[WHAT YOU HAVE TO DO] Repeat every record below exactly as it appears.

::::::::::

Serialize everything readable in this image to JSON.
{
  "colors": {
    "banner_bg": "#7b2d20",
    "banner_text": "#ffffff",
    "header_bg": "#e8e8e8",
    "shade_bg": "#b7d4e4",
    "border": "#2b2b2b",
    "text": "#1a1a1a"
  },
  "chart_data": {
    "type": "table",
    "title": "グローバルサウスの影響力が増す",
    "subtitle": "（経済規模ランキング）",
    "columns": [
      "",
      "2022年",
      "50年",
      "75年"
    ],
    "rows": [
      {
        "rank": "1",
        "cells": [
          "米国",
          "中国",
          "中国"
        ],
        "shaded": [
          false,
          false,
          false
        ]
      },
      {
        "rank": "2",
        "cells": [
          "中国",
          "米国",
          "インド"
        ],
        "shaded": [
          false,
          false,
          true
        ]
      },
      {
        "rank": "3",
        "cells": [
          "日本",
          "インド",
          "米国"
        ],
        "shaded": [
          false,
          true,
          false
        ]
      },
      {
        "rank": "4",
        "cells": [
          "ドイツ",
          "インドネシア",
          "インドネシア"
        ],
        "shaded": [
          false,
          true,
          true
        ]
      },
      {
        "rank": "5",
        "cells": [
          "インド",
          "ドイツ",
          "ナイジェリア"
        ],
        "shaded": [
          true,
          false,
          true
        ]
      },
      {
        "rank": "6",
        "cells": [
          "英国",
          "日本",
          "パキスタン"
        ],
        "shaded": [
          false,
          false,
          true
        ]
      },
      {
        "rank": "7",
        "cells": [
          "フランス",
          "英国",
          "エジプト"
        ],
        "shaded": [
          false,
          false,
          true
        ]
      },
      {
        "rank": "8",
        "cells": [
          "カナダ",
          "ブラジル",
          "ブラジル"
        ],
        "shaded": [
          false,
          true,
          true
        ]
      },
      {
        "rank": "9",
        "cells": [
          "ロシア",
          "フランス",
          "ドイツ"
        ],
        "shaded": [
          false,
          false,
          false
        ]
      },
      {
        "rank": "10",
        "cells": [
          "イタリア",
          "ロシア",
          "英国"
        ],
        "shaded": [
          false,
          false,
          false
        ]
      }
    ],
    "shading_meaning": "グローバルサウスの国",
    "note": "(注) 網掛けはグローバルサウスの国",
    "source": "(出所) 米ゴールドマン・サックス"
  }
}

::::::::::

[EXERCISE RESULT]
Serialize everything readable in this image to JSON.
{
  "colors": {
    "banner_bg": "#7b2d20",
    "banner_text": "#ffffff",
    "header_bg": "#e8e8e8",
    "shade_bg": "#b7d4e4",
    "border": "#2b2b2b",
    "text": "#1a1a1a"
  },
  "chart_data": {
    "type": "table",
    "title": "グローバルサウスの影響力が増す",
    "subtitle": "（経済規模ランキング）",
    "columns": [
      "",
      "2022年",
      "50年",
      "75年"
    ],
    "rows": [
      {
        "rank": "1",
        "cells": [
          "米国",
          "中国",
          "中国"
        ],
        "shaded": [
          false,
          false,
          false
        ]
      },
      {
        "rank": "2",
        "cells": [
          "中国",
          "米国",
          "インド"
        ],
        "shaded": [
          false,
          false,
          true
        ]
      },
      {
        "rank": "3",
        "cells": [
          "日本",
          "インド",
          "米国"
        ],
        "shaded": [
          false,
          true,
          false
        ]
      },
      {
        "rank": "4",
        "cells": [
          "ドイツ",
          "インドネシア",
          "インドネシア"
        ],
        "shaded": [
          false,
          true,
          true
        ]
      },
      {
        "rank": "5",
        "cells": [
          "インド",
          "ドイツ",
          "ナイジェリア"
        ],
        "shaded": [
          true,
          false,
          true
        ]
      },
      {
        "rank": "6",
        "cells": [
          "英国",
          "日本",
          "パキスタン"
        ],
        "shaded": [
          false,
          false,
          true
        ]
      },
      {
        "rank": "7",
        "cells": [
          "フランス",
          "英国",
          "エジプト"
        ],
        "shaded": [
          false,
          false,
          true
        ]
      },
      {
        "rank": "8",
        "cells": [
          "カナダ",
          "ブラジル",
          "ブラジル"
        ],
        "shaded": [
          false,
          true,
          true
        ]
      },
      {
        "rank": "9",
        "cells": [
          "ロシア",
          "フランス",
          "ドイツ"
        ],
        "shaded": [
          false,
          false,
          false
        ]
      },
      {
        "rank": "10",
        "cells": [
          "イタリア",
          "ロシア",
          "英国"
        ],
        "shaded": [
          false,
          false,
          false
        ]
      }
    ],
    "shading_meaning": "グローバルサウスの国",
    "note": "(注) 網掛けはグローバルサウスの国",
    "source": "(出所) 米ゴールドマン・サックス"
  }
}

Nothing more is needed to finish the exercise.